▶ [CHALLENGE]:
Report the number of lines that include "thấy", with no additional text.

Data excerpts:
##########
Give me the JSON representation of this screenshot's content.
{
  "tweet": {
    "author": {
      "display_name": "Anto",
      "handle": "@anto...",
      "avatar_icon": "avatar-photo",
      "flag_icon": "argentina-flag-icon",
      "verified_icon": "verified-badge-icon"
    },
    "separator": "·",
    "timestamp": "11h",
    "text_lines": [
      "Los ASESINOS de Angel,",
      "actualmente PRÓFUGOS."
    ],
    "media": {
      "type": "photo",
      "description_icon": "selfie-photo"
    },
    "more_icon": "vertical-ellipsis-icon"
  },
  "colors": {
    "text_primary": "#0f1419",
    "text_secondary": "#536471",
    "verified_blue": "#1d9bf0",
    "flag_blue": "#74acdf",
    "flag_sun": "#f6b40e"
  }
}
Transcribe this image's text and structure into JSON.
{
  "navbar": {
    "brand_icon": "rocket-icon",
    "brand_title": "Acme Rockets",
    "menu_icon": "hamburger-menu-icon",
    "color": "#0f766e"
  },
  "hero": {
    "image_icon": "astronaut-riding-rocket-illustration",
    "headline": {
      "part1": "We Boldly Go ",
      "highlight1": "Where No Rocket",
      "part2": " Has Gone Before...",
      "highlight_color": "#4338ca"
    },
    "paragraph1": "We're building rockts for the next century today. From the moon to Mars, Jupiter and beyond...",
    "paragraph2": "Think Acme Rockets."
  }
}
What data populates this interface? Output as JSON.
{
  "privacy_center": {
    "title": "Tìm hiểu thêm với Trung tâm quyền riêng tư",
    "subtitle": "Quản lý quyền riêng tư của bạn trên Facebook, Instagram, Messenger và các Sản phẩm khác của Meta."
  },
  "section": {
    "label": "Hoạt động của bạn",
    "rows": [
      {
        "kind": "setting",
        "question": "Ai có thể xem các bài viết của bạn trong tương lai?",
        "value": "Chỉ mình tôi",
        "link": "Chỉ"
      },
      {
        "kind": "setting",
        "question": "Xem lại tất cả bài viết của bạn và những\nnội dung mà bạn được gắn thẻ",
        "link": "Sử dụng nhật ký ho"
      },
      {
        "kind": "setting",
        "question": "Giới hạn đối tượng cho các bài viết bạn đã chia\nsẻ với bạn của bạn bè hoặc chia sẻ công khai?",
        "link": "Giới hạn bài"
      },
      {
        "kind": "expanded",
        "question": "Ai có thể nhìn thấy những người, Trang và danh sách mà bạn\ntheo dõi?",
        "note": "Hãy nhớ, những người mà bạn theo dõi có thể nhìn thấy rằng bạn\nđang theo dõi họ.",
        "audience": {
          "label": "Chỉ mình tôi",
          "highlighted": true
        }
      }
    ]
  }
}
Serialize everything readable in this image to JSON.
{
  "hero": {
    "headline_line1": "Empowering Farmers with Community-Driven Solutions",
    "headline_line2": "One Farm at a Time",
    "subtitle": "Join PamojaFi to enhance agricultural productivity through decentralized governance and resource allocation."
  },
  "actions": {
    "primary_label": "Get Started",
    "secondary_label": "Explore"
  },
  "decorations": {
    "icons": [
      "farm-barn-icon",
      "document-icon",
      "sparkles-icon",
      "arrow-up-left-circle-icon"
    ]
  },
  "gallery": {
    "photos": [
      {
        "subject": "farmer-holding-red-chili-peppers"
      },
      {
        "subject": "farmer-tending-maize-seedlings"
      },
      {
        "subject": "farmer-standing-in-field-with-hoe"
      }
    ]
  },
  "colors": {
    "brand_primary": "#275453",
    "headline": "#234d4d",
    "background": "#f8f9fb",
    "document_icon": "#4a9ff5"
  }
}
##########
▶ [FINISHED EXERCISE]:
2